→ **PROBLEM REQUIREMENTS**: Every line below that contains "dolore" is to be copied.

→ **INPUT DATA**:
:::

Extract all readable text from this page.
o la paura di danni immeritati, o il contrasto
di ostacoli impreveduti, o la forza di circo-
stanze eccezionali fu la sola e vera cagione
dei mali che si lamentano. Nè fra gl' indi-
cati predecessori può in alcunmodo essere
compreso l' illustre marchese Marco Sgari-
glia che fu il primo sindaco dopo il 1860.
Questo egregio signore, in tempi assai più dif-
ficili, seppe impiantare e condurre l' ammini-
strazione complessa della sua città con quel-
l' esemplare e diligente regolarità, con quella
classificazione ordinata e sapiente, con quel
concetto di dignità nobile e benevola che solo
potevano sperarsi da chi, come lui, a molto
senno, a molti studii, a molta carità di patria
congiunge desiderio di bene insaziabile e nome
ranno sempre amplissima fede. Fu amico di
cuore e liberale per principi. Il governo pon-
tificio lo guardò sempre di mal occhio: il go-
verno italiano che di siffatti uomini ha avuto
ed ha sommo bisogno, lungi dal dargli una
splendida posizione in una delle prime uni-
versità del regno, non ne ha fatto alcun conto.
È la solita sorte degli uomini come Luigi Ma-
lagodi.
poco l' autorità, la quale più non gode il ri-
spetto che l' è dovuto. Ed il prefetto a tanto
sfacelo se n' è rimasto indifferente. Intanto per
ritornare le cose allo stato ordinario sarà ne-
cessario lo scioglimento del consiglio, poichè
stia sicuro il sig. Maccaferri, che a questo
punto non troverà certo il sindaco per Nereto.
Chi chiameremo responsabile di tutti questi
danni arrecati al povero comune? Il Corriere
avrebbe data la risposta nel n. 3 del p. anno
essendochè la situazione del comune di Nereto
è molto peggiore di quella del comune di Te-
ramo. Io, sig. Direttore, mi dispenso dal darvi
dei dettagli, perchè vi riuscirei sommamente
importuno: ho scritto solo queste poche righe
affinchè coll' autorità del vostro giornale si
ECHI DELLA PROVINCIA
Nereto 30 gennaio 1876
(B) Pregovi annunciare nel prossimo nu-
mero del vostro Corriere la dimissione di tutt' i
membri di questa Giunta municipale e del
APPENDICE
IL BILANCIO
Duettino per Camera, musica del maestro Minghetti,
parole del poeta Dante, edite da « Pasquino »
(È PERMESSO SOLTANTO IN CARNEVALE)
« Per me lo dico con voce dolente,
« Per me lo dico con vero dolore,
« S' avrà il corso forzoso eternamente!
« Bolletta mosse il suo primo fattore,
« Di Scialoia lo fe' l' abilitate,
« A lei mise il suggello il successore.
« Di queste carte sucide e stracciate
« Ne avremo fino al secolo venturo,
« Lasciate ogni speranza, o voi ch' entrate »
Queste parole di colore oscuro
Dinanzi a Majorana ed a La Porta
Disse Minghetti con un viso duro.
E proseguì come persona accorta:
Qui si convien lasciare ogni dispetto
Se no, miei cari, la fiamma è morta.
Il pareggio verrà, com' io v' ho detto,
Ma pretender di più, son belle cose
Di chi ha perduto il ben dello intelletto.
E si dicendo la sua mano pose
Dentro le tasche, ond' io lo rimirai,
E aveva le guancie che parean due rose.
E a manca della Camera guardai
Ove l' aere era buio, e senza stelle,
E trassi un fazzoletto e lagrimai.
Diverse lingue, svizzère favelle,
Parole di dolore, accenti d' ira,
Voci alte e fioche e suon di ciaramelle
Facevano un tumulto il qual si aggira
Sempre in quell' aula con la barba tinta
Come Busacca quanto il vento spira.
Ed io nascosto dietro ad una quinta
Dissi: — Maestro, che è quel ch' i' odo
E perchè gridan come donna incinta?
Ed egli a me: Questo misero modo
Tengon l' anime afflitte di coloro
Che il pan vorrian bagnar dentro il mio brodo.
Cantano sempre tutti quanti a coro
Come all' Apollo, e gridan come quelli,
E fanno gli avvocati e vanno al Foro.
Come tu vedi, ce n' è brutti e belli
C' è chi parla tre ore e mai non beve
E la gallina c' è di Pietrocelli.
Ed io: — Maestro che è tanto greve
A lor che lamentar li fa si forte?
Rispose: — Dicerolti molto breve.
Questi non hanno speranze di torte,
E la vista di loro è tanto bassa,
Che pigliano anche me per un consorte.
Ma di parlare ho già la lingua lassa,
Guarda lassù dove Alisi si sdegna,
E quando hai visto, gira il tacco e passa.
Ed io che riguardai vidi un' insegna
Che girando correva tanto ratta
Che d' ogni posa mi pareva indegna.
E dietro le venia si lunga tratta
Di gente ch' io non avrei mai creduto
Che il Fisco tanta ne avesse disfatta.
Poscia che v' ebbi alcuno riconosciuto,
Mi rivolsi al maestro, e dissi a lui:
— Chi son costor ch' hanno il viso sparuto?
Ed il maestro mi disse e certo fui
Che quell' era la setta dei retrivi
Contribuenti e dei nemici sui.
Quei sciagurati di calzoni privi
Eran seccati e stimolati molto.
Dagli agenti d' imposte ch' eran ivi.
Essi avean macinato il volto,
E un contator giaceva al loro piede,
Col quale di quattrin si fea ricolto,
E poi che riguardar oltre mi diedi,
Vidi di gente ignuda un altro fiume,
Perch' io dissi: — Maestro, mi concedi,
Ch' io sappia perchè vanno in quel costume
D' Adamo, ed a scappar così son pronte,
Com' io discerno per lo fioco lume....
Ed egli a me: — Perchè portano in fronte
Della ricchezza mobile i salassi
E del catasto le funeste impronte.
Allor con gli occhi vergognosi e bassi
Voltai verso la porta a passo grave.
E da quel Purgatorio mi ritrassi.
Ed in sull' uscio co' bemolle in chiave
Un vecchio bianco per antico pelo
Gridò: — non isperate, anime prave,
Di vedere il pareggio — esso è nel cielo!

:::

→ **EXPECTED OUTPUT**:
« Per me lo dico con vero dolore,
Parole di dolore, accenti d' ira,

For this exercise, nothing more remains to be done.